Work request 1 -
Answer these from the punctuality comments:
(a) What kind of work does the second comment say its writer used to do?
(b) How many years did the relative described in the fourth comment spend in the navy?
(c) How many minutes early does the writer of the fifth comment usually arrive?
Work request 2 -
From the punctuality comments, extract the stretch from "4. I have a" through "it your way.".
Work request 3 -
In the punctuality comments, the writer of the sixth comment says "a brief lateness turns into a very significant one." Using what the comment says, explain why that happens.

Source text -
=== Begin Enclosure ===
    And now I’d better go and find out why the 14:30 meeting hasn’t started because it’s 14:36 and nobody from the office has called me yet… 🙁

  2. I always aim to be on time and I’m normally early for most things. It is a throw back to when I did shift work. When you have worked a 9 hour night shift, you want to the guys coming in on day shift to be early so you can get home, beat the rush hour and get to bed for some rest.

  3. Always early or on time. Like you Janet do not understand chronic lateness. It is said if you were an induced baby you will always strive to be early or if in Human Design you have splenic authority, which I have you are always on time!

  4. I have a relative who has been late his entire life and I can honestly say I’ve never heard of him ever being on time.”A minute spent waiting is a wasted minute” is his rationale for never being early, and being late is always a situation beyond his control. Now are you ready? He is a U.S.Naval Academy graduate, was a vice-admiral, and spent almost 40 years in the navy. How he accomplished that is beyond me, and everyone who knows him, but it works for him, still.

  5. I’m always early. Usually 10-15 minutes, I get stressed when it’s only 5 🙂 So I tend to see it your way.
    With me it’s a learned thing rather than something coming naturally. My mother made sure very early on that I am always on time, and since I am a person who does sometimes tend to forget time altogether, I take great pains to be careful when I have to be somewhere at a specific time.
    So I feel you in that regard 🙂

  6. I am able to be on time most of the time but it is a huge effort on my part. Left to my natural instincts, I am terribly late to everything. In spite of my best efforts, I have colossal failures with some regularity, almost all of which can not be blamed on external causes. I think that most people who are late all the time have various issues which cause their lateness. I can tell you, without any doubt in my mind, that most people who are late are NOT being rude or lacking respect for you; the issues are entirely their own and they feel terribly embarrassed and frustrated by their lateness. I know I do. I arrive late, rushed, flushed, out of breath, and feeling absolutely terribly guilty and frustrated. When you have these issues, once you already know you’re going to be late the final external pressure to get moving is lost and a brief lateness turns into a very significant one. I don’t think that tardy people should be excused for their lateness at all; that would only exacerbate the problem. But I do plead with punctual people to try to be patient with tardy people. And please do not interpret it as lack of respect. I am sure that is the case in some circumstances but I think it is the exception rather than the rule.
=== End Enclosure ===
Dataset entries:
=== Begin Enclosure ===
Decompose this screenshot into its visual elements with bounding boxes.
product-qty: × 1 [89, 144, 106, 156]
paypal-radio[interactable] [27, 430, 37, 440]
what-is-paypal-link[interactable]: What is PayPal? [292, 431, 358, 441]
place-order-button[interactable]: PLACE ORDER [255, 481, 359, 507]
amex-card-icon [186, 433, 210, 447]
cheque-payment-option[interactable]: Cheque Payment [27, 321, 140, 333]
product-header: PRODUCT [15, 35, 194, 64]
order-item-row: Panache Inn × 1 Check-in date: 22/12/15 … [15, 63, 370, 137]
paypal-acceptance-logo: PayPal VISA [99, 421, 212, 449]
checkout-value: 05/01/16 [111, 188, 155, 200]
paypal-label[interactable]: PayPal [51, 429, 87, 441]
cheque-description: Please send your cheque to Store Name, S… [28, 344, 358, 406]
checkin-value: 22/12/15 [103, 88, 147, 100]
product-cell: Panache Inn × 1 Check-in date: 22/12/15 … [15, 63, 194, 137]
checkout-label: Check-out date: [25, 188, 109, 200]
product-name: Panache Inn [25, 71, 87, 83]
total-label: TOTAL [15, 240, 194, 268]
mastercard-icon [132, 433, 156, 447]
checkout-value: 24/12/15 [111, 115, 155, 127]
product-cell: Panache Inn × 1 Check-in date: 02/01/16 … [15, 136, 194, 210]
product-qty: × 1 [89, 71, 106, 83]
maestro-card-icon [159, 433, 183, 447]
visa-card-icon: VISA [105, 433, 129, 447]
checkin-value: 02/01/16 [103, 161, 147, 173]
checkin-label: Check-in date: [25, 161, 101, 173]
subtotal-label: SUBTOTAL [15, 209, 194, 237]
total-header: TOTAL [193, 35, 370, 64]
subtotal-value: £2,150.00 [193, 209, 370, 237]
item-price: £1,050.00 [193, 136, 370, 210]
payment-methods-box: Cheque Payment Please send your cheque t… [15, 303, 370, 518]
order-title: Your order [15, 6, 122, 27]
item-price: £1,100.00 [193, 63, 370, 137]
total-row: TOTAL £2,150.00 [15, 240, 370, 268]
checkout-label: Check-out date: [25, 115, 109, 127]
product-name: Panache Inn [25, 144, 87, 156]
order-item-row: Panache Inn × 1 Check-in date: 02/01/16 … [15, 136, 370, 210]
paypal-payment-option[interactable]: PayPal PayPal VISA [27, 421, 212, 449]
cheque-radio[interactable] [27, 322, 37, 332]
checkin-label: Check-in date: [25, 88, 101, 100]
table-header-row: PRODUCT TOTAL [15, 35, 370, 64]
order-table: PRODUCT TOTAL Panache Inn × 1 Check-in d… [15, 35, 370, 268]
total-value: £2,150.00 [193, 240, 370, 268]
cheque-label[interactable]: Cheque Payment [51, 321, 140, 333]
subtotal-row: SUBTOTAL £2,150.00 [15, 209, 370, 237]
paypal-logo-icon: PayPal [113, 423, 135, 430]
=== End Enclosure ===
Exercise solution 1 -
(a) Shift work, including 9-hour night shifts.
(b) Almost 40 years.
(c) Usually 10 to 15 minutes.

Exercise solution 2 -
4. I have a relative who has been late his entire life and I can honestly say I’ve never heard of him ever being on time.”A minute spent waiting is a wasted minute” is his rationale for never being early, and being late is always a situation beyond his control. Now are you ready? He is a U.S.Naval Academy graduate, was a vice-admiral, and spent almost 40 years in the navy. How he accomplished that is beyond me, and everyone who knows him, but it works for him, still.

  5. I’m always early. Usually 10-15 minutes, I get stressed when it’s only 5 🙂 So I tend to see it your way.

Exercise solution 3 -
Once someone with these issues already knows they will be late, the last outside pressure pushing them to get moving is gone. Without that pressure, a small delay grows into a much longer one.